* **Задание A**: Проверьте по тексту о взятии Иерусалима, верны ли три утверждения: (i) Готфрида Бульонского назначили королём через неделю после взятия города; (ii) Раймунд IV Тулузский привёл меньше рыцарей, чем Готфрид; (iii) бедняки, шедшие с войском, были вооружены мечами и копьями. На каждое ответьте «да» или «нет» и приведите точную цитату из текста, которая это решает.
* **Задание B**: Воспроизведите без изменений фрагмент текста о взятии Иерусалима: всё, начиная со слов «Количество бедняков по» и вниз вплоть до слов «не дожидаясь приказов.».

··· Текст для чтения

Количество бедняков по мере продвижения войск постоянно росло — искателей удачи и бездомных, которые не признавали над собой господ, объединялись в шайки и не хотели знать иного закона, кроме своего. Многие уже не имели ничего общего с паломниками и не смешивались с прочими, шли босиком и были вооружены только пращами, дубинками и ножами. Эти люди, которых хронисты называли «бродягами» (truands), «цыганами» или «тафурами»[54], оказывали услуги, несли поклажу, как вьючные животные, но, поскольку командующие армией их не кормили, грабили больше, чем другие, и захватывали добычу, не дожидаясь приказов.
В июле 1099 г. под Иерусалимом бароны, столь немногочисленные по сравнению с ними, были совершенно неспособны их сдержать. Много ли они нашли добычи?
Достаточно для каждого? Через двадцать лет один историк писал, что никто из паломников не остался бедным. В этом можно усомниться: их насчитывалось несколько тысяч, а Иерусалим не был очень богатым городом. Несомненно, лучше поверить Раулю Канскому, очевидцу и внимательному наблюдателю, который не говорит о сокровищах, но пишет, что «тот, кто голоден, найдя очаг, не стремится искать оружия или прочих прекрасных вещей, кто жаждет и найдет воду, не ищет ни золота, ни железа, ни скота, раненый же ищет хороший дом, чтобы обрести там отдых, а гуляка всюду ищет чаши с вином»[55].
ГОТФРИД БУЛЬОНСКИЙ, КОРОЛЬ ИЕРУСАЛИМА
22 июля 1099 г., всего через неделю после взятия города, «выборщики» — нам неизвестно ни их число, ни положение, ни способ, каким они производили выбор, — назначили иерусалимским королем Готфрида Бульонского. Он одержал верх над Раймундом IV Тулузским, хоть последний привел больше рыцарей, взял с собой более весомую военную казну в золотых монетах и сделался покровителем бедняков, проявив себя в вылазках за продовольствием далеко от лагеря. Некоторые полагают, что против него проголосовали его спутники, желая вернуться домой. Другие утверждают, что Готфрид больше всех проявлял высокие добродетели и выказал образцовое христианское благочестие, снискав уважение и восхищение многих участников похода, вплоть до самых смиренных клириков: «В каждой церкви он надолго задерживался после службы, прося священников объяснять ему изваянные образы и сцены, одну за другой, что вынуждало его соратников, собравшихся за столом в другом месте, весьма страдать, ибо кушанья, приготовляемые почти всегда заранее, не подавались вовремя и это слишком долгое и непредвиденное ожидание делало их невкусными». Папа назначил его главой экспедиции; он выступил в путь первым, и за ним следовало множество монахов, «набожных людей, весьма почитаемых за святые дела: эти монахи в течение всего пути днем и ночью в канонические часы возносили за него молитвы»[56].

······
··· Сохранённые записи

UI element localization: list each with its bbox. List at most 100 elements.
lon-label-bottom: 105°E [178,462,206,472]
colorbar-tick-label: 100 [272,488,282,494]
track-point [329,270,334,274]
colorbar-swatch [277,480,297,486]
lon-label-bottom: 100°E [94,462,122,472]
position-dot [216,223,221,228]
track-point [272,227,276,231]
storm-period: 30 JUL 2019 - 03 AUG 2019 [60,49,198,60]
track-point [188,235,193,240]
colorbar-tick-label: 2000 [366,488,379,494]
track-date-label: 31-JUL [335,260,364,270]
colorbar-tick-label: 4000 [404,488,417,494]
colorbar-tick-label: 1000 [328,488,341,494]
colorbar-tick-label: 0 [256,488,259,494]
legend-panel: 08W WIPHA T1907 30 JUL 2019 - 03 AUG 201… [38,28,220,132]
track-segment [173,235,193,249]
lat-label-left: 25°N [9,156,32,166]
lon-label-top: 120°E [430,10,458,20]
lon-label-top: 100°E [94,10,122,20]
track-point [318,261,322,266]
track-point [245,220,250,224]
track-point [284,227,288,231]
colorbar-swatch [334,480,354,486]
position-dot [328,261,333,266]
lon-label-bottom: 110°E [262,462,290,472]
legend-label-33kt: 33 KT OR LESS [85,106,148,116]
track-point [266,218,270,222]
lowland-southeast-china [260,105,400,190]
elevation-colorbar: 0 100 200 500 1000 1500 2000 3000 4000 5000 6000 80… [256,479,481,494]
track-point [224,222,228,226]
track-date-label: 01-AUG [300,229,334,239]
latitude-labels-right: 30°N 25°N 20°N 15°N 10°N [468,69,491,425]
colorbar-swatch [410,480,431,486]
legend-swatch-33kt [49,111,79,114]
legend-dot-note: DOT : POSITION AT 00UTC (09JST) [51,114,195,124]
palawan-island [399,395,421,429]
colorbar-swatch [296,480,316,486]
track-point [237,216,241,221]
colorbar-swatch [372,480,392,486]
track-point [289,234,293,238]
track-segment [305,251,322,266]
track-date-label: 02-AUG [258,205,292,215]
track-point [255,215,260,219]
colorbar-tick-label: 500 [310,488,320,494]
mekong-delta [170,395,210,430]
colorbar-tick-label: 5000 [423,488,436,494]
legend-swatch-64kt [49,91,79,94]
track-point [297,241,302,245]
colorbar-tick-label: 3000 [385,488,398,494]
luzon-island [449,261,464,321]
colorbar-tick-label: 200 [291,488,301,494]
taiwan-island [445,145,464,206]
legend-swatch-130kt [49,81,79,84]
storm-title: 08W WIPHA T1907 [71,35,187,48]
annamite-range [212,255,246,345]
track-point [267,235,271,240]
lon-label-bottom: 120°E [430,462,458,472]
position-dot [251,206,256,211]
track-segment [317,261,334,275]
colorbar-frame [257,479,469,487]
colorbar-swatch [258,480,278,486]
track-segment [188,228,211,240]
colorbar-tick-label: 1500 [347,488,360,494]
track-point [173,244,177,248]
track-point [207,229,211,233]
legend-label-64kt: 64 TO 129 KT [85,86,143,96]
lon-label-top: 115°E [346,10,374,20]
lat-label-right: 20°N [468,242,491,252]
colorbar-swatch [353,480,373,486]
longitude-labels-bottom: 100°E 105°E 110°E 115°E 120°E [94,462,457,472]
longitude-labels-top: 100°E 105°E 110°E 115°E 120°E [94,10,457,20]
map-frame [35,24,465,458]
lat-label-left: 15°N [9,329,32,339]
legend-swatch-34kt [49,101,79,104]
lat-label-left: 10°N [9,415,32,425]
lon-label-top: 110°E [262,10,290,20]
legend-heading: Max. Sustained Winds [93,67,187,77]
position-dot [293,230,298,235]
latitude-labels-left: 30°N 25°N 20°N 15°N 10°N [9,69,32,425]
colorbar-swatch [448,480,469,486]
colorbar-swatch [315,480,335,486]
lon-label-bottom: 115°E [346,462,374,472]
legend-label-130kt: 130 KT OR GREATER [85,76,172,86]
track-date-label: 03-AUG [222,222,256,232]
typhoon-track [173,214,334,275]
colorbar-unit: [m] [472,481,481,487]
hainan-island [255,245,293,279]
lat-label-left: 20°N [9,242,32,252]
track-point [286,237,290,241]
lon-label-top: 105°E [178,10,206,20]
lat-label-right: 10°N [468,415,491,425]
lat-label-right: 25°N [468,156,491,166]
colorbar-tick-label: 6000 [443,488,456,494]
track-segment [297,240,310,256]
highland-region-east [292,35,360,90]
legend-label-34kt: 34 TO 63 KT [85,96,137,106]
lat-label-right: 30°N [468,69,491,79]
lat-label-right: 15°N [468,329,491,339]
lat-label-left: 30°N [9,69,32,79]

······

* **Письменный ответ A**:
(i) Да: «всего через неделю после взятия города».
(ii) Нет: «хоть последний привел больше рыцарей».
(iii) Нет: «были вооружены только пращами, дубинками и ножами».

* **Письменный ответ B**:
Количество бедняков по мере продвижения войск постоянно росло — искателей удачи и бездомных, которые не признавали над собой господ, объединялись в шайки и не хотели знать иного закона, кроме своего. Многие уже не имели ничего общего с паломниками и не смешивались с прочими, шли босиком и были вооружены только пращами, дубинками и ножами. Эти люди, которых хронисты называли «бродягами» (truands), «цыганами» или «тафурами»[54], оказывали услуги, несли поклажу, как вьючные животные, но, поскольку командующие армией их не кормили, грабили больше, чем другие, и захватывали добычу, не дожидаясь приказов.